What needs to be done:
Output each entry below as it stands, leaving out every picture.

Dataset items
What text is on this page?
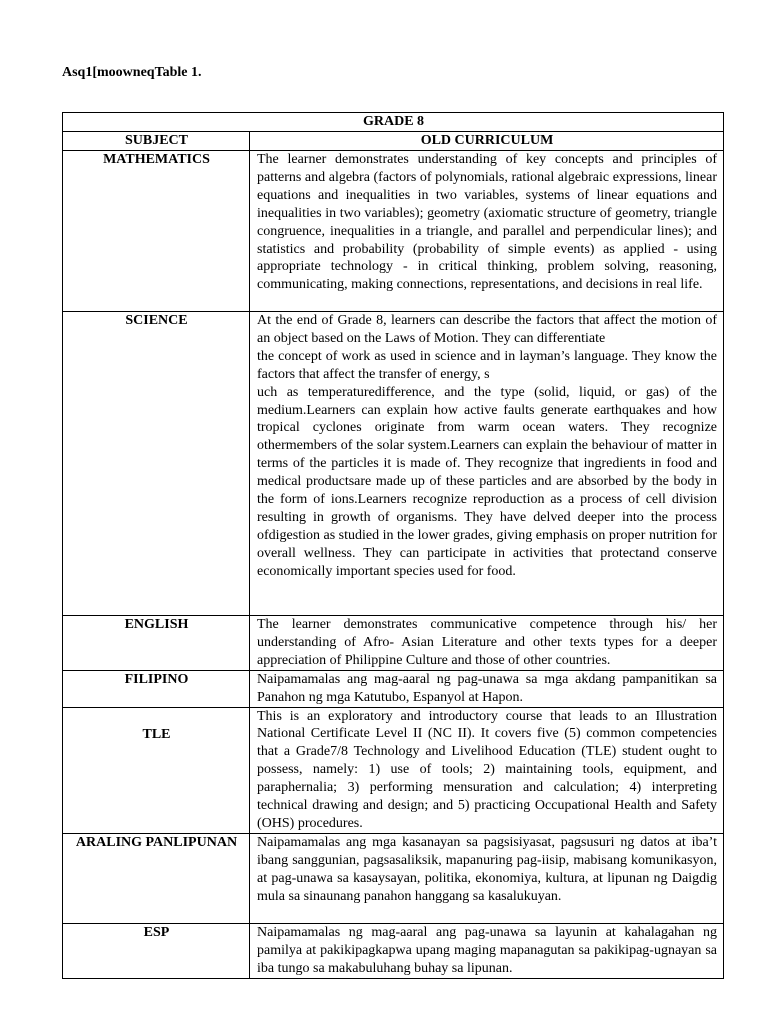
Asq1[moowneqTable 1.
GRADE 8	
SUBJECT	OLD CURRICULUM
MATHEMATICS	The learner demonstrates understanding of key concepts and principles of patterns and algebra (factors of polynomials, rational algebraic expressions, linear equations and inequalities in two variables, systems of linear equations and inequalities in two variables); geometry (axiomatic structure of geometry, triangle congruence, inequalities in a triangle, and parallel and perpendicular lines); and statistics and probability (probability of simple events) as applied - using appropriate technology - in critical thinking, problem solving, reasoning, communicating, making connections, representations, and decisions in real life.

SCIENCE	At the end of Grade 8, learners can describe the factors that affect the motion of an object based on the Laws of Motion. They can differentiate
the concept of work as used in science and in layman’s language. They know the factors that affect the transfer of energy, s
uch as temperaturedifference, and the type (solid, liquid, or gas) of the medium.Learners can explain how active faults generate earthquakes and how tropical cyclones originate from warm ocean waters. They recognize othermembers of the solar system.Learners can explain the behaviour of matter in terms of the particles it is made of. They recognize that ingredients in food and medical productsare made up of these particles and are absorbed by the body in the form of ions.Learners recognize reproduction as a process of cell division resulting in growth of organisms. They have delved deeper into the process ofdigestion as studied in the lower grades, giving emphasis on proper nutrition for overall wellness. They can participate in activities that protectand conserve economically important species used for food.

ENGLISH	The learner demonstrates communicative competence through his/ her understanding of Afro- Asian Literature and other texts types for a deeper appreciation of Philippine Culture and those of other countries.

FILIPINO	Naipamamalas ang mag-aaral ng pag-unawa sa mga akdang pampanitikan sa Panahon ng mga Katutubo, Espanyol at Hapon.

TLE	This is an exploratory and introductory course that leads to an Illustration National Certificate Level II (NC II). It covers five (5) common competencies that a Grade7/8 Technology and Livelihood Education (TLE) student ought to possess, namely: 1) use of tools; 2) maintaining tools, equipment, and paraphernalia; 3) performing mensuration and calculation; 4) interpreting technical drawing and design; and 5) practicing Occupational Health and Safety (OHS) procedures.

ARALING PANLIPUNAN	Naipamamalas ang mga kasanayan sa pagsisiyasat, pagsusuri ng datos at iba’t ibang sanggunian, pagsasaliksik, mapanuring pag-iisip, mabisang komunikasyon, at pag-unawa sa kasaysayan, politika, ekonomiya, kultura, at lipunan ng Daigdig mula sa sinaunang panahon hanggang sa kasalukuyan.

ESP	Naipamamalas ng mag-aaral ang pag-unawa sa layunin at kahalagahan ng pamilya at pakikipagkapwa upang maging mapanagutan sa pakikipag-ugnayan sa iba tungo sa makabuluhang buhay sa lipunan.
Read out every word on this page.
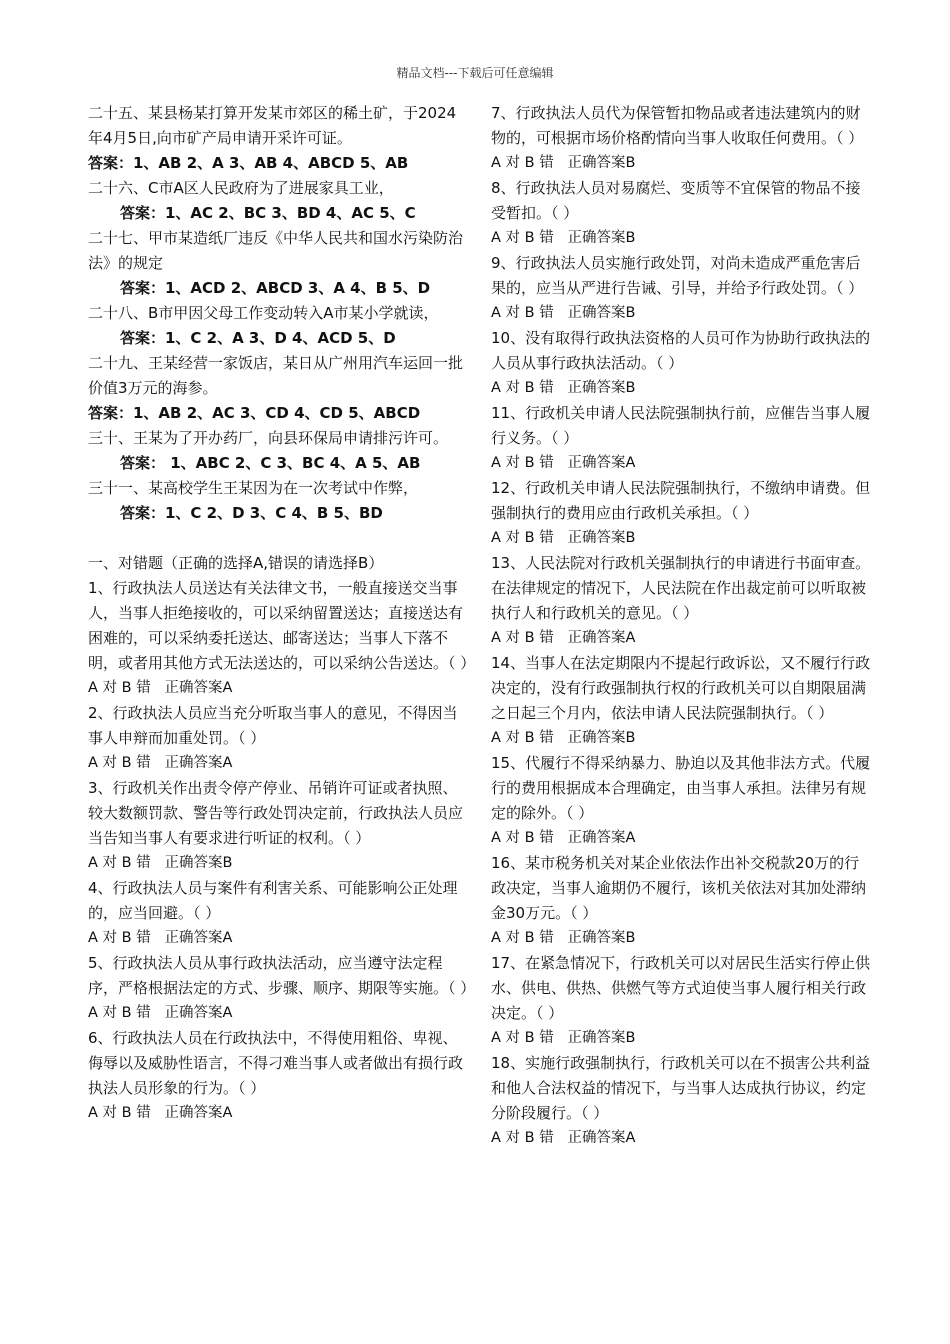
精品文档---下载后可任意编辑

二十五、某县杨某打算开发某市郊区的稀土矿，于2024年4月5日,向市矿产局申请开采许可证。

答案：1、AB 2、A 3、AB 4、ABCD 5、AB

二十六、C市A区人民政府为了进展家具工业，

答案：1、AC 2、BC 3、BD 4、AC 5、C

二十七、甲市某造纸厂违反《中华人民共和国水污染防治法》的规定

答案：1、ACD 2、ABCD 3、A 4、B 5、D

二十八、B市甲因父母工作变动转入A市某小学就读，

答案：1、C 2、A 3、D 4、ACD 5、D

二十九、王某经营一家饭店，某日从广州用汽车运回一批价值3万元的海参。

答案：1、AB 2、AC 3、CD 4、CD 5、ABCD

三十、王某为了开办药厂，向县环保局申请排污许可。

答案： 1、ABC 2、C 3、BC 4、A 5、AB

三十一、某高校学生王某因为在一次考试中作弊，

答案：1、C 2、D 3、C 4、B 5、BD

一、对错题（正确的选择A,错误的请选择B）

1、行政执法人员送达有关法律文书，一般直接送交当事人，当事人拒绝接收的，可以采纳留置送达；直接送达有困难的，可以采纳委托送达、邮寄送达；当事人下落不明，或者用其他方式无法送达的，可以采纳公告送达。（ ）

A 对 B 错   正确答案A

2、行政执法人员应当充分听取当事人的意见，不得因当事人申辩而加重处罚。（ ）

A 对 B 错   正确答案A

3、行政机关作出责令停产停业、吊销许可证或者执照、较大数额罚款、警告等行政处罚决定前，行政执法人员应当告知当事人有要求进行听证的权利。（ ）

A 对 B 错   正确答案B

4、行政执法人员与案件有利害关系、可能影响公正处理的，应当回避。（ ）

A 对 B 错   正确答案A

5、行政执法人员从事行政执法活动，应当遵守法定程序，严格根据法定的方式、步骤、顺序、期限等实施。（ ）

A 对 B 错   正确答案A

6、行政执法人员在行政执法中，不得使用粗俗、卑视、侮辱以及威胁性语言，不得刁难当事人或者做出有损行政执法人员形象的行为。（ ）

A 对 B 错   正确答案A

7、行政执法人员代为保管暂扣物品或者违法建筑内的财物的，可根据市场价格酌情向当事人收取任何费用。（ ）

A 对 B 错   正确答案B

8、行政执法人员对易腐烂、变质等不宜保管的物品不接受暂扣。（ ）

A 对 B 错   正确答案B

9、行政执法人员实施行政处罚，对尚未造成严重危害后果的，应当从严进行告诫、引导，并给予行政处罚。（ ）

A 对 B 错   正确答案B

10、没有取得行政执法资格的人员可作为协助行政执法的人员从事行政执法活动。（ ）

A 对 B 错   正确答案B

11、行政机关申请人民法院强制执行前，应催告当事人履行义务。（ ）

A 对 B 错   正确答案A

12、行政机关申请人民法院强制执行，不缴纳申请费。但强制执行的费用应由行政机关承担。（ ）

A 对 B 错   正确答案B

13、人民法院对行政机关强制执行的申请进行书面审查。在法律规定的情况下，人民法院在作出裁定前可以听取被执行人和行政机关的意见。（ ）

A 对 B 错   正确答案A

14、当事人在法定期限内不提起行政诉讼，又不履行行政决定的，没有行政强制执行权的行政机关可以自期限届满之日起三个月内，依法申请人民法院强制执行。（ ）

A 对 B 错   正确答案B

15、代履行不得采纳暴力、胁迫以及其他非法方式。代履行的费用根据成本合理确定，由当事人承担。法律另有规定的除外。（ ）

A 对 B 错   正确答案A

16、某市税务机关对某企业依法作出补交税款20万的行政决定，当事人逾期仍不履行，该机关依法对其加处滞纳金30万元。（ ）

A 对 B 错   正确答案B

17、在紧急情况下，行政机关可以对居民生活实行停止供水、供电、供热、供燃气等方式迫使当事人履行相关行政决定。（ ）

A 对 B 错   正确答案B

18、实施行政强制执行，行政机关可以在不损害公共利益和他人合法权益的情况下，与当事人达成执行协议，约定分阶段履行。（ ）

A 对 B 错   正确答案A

Reply to the task:
What text is on this page?
Asq1[moowneqTable 1.
GRADE 8	
SUBJECT	OLD CURRICULUM
MATHEMATICS	The learner demonstrates understanding of key concepts and principles of patterns and algebra (factors of polynomials, rational algebraic expressions, linear equations and inequalities in two variables, systems of linear equations and inequalities in two variables); geometry (axiomatic structure of geometry, triangle congruence, inequalities in a triangle, and parallel and perpendicular lines); and statistics and probability (probability of simple events) as applied - using appropriate technology - in critical thinking, problem solving, reasoning, communicating, making connections, representations, and decisions in real life.

SCIENCE	At the end of Grade 8, learners can describe the factors that affect the motion of an object based on the Laws of Motion. They can differentiate
the concept of work as used in science and in layman’s language. They know the factors that affect the transfer of energy, s
uch as temperaturedifference, and the type (solid, liquid, or gas) of the medium.Learners can explain how active faults generate earthquakes and how tropical cyclones originate from warm ocean waters. They recognize othermembers of the solar system.Learners can explain the behaviour of matter in terms of the particles it is made of. They recognize that ingredients in food and medical productsare made up of these particles and are absorbed by the body in the form of ions.Learners recognize reproduction as a process of cell division resulting in growth of organisms. They have delved deeper into the process ofdigestion as studied in the lower grades, giving emphasis on proper nutrition for overall wellness. They can participate in activities that protectand conserve economically important species used for food.

ENGLISH	The learner demonstrates communicative competence through his/ her understanding of Afro- Asian Literature and other texts types for a deeper appreciation of Philippine Culture and those of other countries.

FILIPINO	Naipamamalas ang mag-aaral ng pag-unawa sa mga akdang pampanitikan sa Panahon ng mga Katutubo, Espanyol at Hapon.

TLE	This is an exploratory and introductory course that leads to an Illustration National Certificate Level II (NC II). It covers five (5) common competencies that a Grade7/8 Technology and Livelihood Education (TLE) student ought to possess, namely: 1) use of tools; 2) maintaining tools, equipment, and paraphernalia; 3) performing mensuration and calculation; 4) interpreting technical drawing and design; and 5) practicing Occupational Health and Safety (OHS) procedures.

ARALING PANLIPUNAN	Naipamamalas ang mga kasanayan sa pagsisiyasat, pagsusuri ng datos at iba’t ibang sanggunian, pagsasaliksik, mapanuring pag-iisip, mabisang komunikasyon, at pag-unawa sa kasaysayan, politika, ekonomiya, kultura, at lipunan ng Daigdig mula sa sinaunang panahon hanggang sa kasalukuyan.

ESP	Naipamamalas ng mag-aaral ang pag-unawa sa layunin at kahalagahan ng pamilya at pakikipagkapwa upang maging mapanagutan sa pakikipag-ugnayan sa iba tungo sa makabuluhang buhay sa lipunan.
Read out every word on this page.
精品文档---下载后可任意编辑

二十五、某县杨某打算开发某市郊区的稀土矿，于2024年4月5日,向市矿产局申请开采许可证。

答案：1、AB 2、A 3、AB 4、ABCD 5、AB

二十六、C市A区人民政府为了进展家具工业，

答案：1、AC 2、BC 3、BD 4、AC 5、C

二十七、甲市某造纸厂违反《中华人民共和国水污染防治法》的规定

答案：1、ACD 2、ABCD 3、A 4、B 5、D

二十八、B市甲因父母工作变动转入A市某小学就读，

答案：1、C 2、A 3、D 4、ACD 5、D

二十九、王某经营一家饭店，某日从广州用汽车运回一批价值3万元的海参。

答案：1、AB 2、AC 3、CD 4、CD 5、ABCD

三十、王某为了开办药厂，向县环保局申请排污许可。

答案： 1、ABC 2、C 3、BC 4、A 5、AB

三十一、某高校学生王某因为在一次考试中作弊，

答案：1、C 2、D 3、C 4、B 5、BD

一、对错题（正确的选择A,错误的请选择B）

1、行政执法人员送达有关法律文书，一般直接送交当事人，当事人拒绝接收的，可以采纳留置送达；直接送达有困难的，可以采纳委托送达、邮寄送达；当事人下落不明，或者用其他方式无法送达的，可以采纳公告送达。（ ）

A 对 B 错   正确答案A

2、行政执法人员应当充分听取当事人的意见，不得因当事人申辩而加重处罚。（ ）

A 对 B 错   正确答案A

3、行政机关作出责令停产停业、吊销许可证或者执照、较大数额罚款、警告等行政处罚决定前，行政执法人员应当告知当事人有要求进行听证的权利。（ ）

A 对 B 错   正确答案B

4、行政执法人员与案件有利害关系、可能影响公正处理的，应当回避。（ ）

A 对 B 错   正确答案A

5、行政执法人员从事行政执法活动，应当遵守法定程序，严格根据法定的方式、步骤、顺序、期限等实施。（ ）

A 对 B 错   正确答案A

6、行政执法人员在行政执法中，不得使用粗俗、卑视、侮辱以及威胁性语言，不得刁难当事人或者做出有损行政执法人员形象的行为。（ ）

A 对 B 错   正确答案A

7、行政执法人员代为保管暂扣物品或者违法建筑内的财物的，可根据市场价格酌情向当事人收取任何费用。（ ）

A 对 B 错   正确答案B

8、行政执法人员对易腐烂、变质等不宜保管的物品不接受暂扣。（ ）

A 对 B 错   正确答案B

9、行政执法人员实施行政处罚，对尚未造成严重危害后果的，应当从严进行告诫、引导，并给予行政处罚。（ ）

A 对 B 错   正确答案B

10、没有取得行政执法资格的人员可作为协助行政执法的人员从事行政执法活动。（ ）

A 对 B 错   正确答案B

11、行政机关申请人民法院强制执行前，应催告当事人履行义务。（ ）

A 对 B 错   正确答案A

12、行政机关申请人民法院强制执行，不缴纳申请费。但强制执行的费用应由行政机关承担。（ ）

A 对 B 错   正确答案B

13、人民法院对行政机关强制执行的申请进行书面审查。在法律规定的情况下，人民法院在作出裁定前可以听取被执行人和行政机关的意见。（ ）

A 对 B 错   正确答案A

14、当事人在法定期限内不提起行政诉讼，又不履行行政决定的，没有行政强制执行权的行政机关可以自期限届满之日起三个月内，依法申请人民法院强制执行。（ ）

A 对 B 错   正确答案B

15、代履行不得采纳暴力、胁迫以及其他非法方式。代履行的费用根据成本合理确定，由当事人承担。法律另有规定的除外。（ ）

A 对 B 错   正确答案A

16、某市税务机关对某企业依法作出补交税款20万的行政决定，当事人逾期仍不履行，该机关依法对其加处滞纳金30万元。（ ）

A 对 B 错   正确答案B

17、在紧急情况下，行政机关可以对居民生活实行停止供水、供电、供热、供燃气等方式迫使当事人履行相关行政决定。（ ）

A 对 B 错   正确答案B

18、实施行政强制执行，行政机关可以在不损害公共利益和他人合法权益的情况下，与当事人达成执行协议，约定分阶段履行。（ ）

A 对 B 错   正确答案A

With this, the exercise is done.